(Saved data entries)

········

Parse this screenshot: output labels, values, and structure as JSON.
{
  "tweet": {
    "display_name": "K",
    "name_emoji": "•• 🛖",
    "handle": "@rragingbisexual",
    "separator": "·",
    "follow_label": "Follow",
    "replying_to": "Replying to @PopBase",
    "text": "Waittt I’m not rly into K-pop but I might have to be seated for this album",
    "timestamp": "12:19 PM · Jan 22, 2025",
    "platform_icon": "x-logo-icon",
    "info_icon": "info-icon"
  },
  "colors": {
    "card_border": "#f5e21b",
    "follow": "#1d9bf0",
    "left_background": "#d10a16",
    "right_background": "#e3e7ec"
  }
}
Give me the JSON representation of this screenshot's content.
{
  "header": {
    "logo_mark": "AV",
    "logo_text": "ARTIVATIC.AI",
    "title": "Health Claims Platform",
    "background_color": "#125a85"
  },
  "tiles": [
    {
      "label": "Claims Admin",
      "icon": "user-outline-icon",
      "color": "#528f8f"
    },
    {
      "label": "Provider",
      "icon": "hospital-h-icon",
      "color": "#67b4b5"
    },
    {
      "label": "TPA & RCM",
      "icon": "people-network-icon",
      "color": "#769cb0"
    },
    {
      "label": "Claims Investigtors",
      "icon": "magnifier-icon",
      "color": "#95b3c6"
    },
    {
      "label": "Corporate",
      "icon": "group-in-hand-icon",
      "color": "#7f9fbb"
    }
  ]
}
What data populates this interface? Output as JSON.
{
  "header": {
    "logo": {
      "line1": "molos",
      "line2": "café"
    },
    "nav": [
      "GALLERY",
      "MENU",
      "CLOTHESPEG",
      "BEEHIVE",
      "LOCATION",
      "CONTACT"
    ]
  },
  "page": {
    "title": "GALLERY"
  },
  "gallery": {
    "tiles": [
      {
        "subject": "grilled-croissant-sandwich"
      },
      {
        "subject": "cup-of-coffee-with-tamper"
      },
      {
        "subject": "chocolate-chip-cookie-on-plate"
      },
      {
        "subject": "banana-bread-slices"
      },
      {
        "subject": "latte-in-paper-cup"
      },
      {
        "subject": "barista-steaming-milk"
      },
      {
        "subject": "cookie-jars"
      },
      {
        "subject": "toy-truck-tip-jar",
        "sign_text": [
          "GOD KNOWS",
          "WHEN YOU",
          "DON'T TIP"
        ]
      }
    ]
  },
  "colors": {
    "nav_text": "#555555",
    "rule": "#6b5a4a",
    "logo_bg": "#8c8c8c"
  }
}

········

• _BRIEF_:
Your task is to repeat the data exactly, with nothing left out.

• _RESPONSE TO THIS EXERCISE_:
Parse this screenshot: output labels, values, and structure as JSON.
{
  "tweet": {
    "display_name": "K",
    "name_emoji": "•• 🛖",
    "handle": "@rragingbisexual",
    "separator": "·",
    "follow_label": "Follow",
    "replying_to": "Replying to @PopBase",
    "text": "Waittt I’m not rly into K-pop but I might have to be seated for this album",
    "timestamp": "12:19 PM · Jan 22, 2025",
    "platform_icon": "x-logo-icon",
    "info_icon": "info-icon"
  },
  "colors": {
    "card_border": "#f5e21b",
    "follow": "#1d9bf0",
    "left_background": "#d10a16",
    "right_background": "#e3e7ec"
  }
}
Give me the JSON representation of this screenshot's content.
{
  "header": {
    "logo_mark": "AV",
    "logo_text": "ARTIVATIC.AI",
    "title": "Health Claims Platform",
    "background_color": "#125a85"
  },
  "tiles": [
    {
      "label": "Claims Admin",
      "icon": "user-outline-icon",
      "color": "#528f8f"
    },
    {
      "label": "Provider",
      "icon": "hospital-h-icon",
      "color": "#67b4b5"
    },
    {
      "label": "TPA & RCM",
      "icon": "people-network-icon",
      "color": "#769cb0"
    },
    {
      "label": "Claims Investigtors",
      "icon": "magnifier-icon",
      "color": "#95b3c6"
    },
    {
      "label": "Corporate",
      "icon": "group-in-hand-icon",
      "color": "#7f9fbb"
    }
  ]
}
What data populates this interface? Output as JSON.
{
  "header": {
    "logo": {
      "line1": "molos",
      "line2": "café"
    },
    "nav": [
      "GALLERY",
      "MENU",
      "CLOTHESPEG",
      "BEEHIVE",
      "LOCATION",
      "CONTACT"
    ]
  },
  "page": {
    "title": "GALLERY"
  },
  "gallery": {
    "tiles": [
      {
        "subject": "grilled-croissant-sandwich"
      },
      {
        "subject": "cup-of-coffee-with-tamper"
      },
      {
        "subject": "chocolate-chip-cookie-on-plate"
      },
      {
        "subject": "banana-bread-slices"
      },
      {
        "subject": "latte-in-paper-cup"
      },
      {
        "subject": "barista-steaming-milk"
      },
      {
        "subject": "cookie-jars"
      },
      {
        "subject": "toy-truck-tip-jar",
        "sign_text": [
          "GOD KNOWS",
          "WHEN YOU",
          "DON'T TIP"
        ]
      }
    ]
  },
  "colors": {
    "nav_text": "#555555",
    "rule": "#6b5a4a",
    "logo_bg": "#8c8c8c"
  }
}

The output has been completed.